Texte fourni:
+ + + + + + +

Christianisme
et martyre aux premiers siècles
Un schisme
du judaïsme
Les
tout premiers développements du christianisme
se firent à l'insu du pouvoir impérial
romain qui ne voyait dans la religion nouvelle
qu'un schisme du judaïsme, ainsi que
semble l'indiquer l'allusion de Suétone
" aux Juifs qui se révoltaient
continuellement à l'instigation d'un
certain Chrestos. Sous le couvert relatif
de cette confusion -la communauté juive
était tolérée par tradition
politique, quoique victime occasionnellement
de pogroms sanglants - la foi chrétienne
avait pu se répandre et s'affermir
; notamment dans les milieux sociaux des esclaves
et des humbles.

+ + + + + + +

Extrait de données:
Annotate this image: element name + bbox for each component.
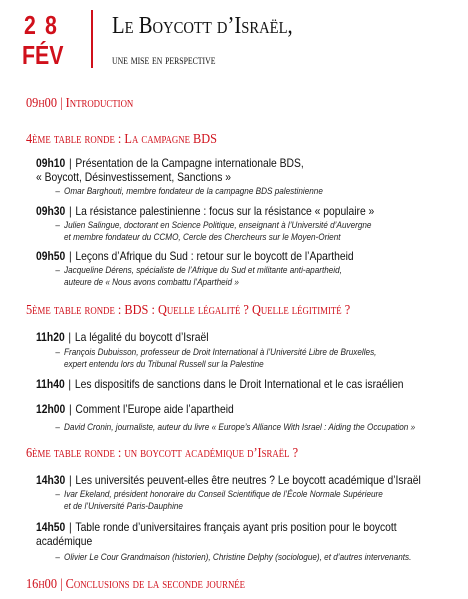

+ + + + + + +

Consigne A: Pour chacune des affirmations suivantes, indiquez par oui ou par non si elle concorde avec le texte sur les débuts du christianisme, en citant mot pour mot le passage qui tranche. (i) Le pouvoir impérial romain considérait la religion nouvelle comme un schisme du judaïsme. (ii) La communauté juive était tolérée par tradition politique. (iii) La foi chrétienne s'est d'abord répandue surtout parmi les élites.
Consigne B: Prolongez le texte sur le christianisme et le martyre aux premiers siècles en reprenant juste après sa dernière phrase.

Réponse rédigée A:
(i) Oui : « qui ne voyait dans la religion nouvelle qu'un schisme du judaïsme ».
(ii) Oui : « la communauté juive était tolérée par tradition politique ».
(iii) Non : « notamment dans les milieux sociaux des esclaves et des humbles ».

Réponse rédigée B:
La
religion nouvelle
Cependant,
le christianisme s'opposait à la religion
païenne, souvent ouvertement. De ce fait,
il encourait la réaction du pouvoir
politico-religieux à plusieurs titres
: la foi chrétienne reposant toute
entière sur le rapport intérieur
de l'homme à Dieu méprisait
le caractère pragmatique de la religion
romaine... Les chrétiens s'abstenaient
donc d'accomplir les gestes élémentaires
et quotidiens du culte des idoles ; cette
attitude était plus difficile à
tenir pour les soldats et les fonctionnaires
de l'Etat : leurs fonctions les astreignaient
à donner régulièrement
et publiquement des preuves de leur piété.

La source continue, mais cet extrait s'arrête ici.